**OBJECTIVE:** Report how many lines contain "ylabel", with no other words.
——
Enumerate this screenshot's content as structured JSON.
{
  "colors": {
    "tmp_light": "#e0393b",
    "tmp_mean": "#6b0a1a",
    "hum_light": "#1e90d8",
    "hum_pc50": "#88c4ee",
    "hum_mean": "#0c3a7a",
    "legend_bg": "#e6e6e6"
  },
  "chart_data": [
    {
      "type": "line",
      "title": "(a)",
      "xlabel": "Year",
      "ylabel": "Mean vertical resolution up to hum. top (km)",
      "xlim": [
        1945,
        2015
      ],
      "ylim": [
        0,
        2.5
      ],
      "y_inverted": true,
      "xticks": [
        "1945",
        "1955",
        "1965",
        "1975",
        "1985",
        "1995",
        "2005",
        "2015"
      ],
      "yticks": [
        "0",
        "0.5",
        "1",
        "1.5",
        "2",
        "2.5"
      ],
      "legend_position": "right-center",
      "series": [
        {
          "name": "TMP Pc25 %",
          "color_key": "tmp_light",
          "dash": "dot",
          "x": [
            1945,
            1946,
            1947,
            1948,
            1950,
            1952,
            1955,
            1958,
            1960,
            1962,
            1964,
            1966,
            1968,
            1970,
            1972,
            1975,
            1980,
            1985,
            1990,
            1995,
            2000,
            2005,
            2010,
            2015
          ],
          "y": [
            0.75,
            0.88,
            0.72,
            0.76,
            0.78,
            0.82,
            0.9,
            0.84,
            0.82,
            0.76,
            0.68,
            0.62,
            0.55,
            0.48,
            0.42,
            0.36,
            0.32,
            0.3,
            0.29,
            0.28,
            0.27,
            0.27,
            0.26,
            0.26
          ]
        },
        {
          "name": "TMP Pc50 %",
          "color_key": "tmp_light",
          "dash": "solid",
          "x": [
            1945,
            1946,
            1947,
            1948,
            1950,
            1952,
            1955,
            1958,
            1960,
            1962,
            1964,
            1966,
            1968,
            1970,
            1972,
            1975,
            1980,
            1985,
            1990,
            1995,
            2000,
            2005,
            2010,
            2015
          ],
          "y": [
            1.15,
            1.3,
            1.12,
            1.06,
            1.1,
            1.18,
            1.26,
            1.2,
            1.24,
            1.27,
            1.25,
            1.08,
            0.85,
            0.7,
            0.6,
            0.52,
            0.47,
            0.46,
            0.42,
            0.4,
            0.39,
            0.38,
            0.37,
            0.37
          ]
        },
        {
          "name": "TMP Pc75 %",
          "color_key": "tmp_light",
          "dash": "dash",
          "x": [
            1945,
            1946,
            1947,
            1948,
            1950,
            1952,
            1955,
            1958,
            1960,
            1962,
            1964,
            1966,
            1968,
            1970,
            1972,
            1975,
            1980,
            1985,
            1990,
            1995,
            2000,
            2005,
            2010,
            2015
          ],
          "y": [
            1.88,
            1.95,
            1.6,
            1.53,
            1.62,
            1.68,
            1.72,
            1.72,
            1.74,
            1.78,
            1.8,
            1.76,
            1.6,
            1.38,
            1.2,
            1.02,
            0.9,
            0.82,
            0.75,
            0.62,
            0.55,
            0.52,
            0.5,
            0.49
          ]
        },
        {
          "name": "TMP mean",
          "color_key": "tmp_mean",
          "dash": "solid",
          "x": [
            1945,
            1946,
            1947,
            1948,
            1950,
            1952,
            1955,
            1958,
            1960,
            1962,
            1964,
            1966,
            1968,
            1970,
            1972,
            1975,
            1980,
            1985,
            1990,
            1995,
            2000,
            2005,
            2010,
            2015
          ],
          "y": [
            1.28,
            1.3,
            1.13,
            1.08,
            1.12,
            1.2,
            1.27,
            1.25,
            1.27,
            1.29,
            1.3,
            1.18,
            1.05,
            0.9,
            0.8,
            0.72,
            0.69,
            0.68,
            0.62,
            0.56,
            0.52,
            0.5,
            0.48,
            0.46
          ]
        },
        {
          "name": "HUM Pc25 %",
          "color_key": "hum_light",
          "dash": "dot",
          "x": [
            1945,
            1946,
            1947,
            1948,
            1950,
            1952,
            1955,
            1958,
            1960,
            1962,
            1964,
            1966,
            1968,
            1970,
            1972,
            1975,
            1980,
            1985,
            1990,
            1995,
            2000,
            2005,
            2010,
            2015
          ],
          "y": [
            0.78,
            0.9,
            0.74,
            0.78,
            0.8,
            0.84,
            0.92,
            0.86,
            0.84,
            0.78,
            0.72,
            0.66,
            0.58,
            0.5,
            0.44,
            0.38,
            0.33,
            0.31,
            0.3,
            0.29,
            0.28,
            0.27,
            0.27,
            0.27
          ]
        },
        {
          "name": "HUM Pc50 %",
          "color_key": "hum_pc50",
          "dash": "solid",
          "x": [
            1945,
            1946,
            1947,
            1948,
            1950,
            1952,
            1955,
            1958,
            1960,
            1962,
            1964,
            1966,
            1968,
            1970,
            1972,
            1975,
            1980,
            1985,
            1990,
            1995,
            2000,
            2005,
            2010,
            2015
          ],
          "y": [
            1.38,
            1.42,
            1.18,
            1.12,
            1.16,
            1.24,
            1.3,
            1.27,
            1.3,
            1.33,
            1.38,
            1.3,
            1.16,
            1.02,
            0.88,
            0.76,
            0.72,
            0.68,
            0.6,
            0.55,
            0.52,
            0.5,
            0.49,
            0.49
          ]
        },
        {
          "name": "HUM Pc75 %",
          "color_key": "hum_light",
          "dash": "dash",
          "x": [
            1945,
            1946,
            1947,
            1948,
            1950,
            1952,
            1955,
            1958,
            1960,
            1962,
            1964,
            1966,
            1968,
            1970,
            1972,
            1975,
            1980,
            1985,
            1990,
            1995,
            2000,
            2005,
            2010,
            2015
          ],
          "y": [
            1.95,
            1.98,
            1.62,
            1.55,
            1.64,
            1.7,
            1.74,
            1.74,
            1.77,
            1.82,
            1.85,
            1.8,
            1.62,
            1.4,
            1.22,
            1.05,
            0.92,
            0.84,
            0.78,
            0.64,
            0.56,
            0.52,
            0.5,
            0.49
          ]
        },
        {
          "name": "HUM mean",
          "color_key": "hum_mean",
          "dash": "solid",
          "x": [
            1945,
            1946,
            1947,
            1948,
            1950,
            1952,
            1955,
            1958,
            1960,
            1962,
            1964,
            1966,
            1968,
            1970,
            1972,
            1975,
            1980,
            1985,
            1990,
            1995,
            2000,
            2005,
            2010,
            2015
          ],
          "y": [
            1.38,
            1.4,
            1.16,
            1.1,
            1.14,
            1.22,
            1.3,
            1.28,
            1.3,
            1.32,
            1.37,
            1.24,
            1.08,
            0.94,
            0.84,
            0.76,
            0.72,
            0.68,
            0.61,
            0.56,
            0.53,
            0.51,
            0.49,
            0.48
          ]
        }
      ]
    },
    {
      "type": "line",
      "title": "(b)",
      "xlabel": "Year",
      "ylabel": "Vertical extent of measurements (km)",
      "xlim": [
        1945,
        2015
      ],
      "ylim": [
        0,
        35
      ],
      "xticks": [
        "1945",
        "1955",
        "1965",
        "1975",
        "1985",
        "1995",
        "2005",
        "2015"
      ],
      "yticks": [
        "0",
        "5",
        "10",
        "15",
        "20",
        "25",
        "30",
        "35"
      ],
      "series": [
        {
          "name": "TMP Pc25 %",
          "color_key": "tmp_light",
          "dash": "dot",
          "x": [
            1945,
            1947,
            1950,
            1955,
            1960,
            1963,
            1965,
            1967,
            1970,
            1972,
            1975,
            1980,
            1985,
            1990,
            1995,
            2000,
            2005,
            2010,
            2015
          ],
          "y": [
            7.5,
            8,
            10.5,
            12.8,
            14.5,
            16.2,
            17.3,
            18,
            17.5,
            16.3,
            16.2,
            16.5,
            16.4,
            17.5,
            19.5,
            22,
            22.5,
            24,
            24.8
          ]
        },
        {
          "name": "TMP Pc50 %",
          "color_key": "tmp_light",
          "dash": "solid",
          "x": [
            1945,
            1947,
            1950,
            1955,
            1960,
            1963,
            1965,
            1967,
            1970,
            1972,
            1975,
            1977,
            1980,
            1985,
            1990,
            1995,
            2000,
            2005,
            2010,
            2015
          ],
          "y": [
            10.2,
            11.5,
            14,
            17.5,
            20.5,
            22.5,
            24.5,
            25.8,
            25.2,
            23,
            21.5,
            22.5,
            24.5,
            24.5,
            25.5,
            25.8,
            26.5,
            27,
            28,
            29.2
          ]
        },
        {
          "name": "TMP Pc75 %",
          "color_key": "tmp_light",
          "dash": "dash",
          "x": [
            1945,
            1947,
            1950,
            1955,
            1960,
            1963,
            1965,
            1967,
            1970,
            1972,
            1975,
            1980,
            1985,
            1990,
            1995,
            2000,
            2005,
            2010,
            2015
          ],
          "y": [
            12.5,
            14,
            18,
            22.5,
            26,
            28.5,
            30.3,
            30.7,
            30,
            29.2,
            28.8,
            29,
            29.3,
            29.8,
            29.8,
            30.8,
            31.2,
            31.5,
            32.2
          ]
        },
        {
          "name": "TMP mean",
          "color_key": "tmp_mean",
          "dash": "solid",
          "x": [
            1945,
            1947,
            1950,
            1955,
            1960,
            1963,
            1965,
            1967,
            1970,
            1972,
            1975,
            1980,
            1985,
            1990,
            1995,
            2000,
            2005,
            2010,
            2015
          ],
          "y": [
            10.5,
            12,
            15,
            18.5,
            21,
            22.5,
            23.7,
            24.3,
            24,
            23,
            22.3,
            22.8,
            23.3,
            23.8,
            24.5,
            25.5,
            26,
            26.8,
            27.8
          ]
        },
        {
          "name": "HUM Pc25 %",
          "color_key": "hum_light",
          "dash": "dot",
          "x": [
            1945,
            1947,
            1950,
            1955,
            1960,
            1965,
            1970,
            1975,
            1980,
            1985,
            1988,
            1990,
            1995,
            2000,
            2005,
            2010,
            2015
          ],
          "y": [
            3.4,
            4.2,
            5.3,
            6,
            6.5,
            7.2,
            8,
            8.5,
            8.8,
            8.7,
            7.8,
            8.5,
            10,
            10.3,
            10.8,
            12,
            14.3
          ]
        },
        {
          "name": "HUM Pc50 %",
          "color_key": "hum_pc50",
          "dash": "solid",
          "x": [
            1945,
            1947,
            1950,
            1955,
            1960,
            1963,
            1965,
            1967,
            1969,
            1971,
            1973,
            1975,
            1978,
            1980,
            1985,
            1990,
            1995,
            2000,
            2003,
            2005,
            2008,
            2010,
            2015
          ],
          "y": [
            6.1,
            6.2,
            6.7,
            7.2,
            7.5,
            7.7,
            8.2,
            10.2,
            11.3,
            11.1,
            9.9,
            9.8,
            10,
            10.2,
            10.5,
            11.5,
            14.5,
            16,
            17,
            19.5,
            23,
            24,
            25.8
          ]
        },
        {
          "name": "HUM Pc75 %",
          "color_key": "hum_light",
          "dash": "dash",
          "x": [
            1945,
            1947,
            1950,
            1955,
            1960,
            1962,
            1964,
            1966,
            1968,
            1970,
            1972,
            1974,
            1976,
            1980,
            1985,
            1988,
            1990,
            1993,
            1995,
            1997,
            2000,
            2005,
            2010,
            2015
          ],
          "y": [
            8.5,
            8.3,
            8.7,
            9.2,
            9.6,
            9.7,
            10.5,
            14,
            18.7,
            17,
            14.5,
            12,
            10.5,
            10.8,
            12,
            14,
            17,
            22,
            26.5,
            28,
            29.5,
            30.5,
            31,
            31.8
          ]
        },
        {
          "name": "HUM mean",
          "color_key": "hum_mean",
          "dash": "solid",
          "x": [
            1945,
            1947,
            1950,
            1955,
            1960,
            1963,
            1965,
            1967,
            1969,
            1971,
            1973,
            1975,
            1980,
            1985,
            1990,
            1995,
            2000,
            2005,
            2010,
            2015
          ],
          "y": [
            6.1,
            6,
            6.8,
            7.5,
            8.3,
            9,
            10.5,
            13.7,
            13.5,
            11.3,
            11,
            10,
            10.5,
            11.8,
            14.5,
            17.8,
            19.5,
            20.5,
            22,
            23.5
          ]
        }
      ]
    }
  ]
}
——
**COMPLETE ANSWER:** 2